### Data lines:
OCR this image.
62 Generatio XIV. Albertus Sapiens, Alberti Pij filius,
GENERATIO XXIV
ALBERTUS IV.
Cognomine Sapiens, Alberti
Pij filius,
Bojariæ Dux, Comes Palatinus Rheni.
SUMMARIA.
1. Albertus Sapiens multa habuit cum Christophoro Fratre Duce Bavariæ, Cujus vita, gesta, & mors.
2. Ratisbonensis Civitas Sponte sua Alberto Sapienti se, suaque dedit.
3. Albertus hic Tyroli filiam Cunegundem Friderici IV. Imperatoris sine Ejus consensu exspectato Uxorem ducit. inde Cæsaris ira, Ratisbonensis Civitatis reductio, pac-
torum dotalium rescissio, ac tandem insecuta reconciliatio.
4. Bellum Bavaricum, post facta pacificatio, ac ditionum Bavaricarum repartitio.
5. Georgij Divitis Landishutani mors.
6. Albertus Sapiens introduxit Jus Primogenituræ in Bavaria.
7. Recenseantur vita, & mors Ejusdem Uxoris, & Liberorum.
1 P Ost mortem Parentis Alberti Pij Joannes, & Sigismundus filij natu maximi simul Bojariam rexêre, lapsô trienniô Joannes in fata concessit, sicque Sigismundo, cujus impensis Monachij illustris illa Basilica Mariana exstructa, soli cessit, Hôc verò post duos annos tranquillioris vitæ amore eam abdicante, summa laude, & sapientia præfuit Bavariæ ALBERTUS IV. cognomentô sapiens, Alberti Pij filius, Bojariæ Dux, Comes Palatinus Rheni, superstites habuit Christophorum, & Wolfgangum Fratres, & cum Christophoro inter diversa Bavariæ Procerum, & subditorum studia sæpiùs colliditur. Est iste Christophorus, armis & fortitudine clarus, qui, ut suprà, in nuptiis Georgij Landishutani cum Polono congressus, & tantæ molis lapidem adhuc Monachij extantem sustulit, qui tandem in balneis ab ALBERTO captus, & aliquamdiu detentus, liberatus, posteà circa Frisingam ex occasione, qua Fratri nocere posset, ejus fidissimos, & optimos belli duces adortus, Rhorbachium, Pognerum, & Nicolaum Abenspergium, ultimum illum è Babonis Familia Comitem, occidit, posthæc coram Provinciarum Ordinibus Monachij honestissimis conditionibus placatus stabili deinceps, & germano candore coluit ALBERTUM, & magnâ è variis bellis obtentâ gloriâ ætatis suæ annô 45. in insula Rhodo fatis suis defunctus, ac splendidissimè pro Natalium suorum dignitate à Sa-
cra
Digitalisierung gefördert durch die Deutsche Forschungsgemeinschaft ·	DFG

### Task prompt:
Find and copy every line in the entries above where the string "Ratisbonensis" occurs.

### Solution for this task:
2. Ratisbonensis Civitas Sponte sua Alberto Sapienti se, suaque dedit.
3. Albertus hic Tyroli filiam Cunegundem Friderici IV. Imperatoris sine Ejus consensu exspectato Uxorem ducit. inde Cæsaris ira, Ratisbonensis Civitatis reductio, pac-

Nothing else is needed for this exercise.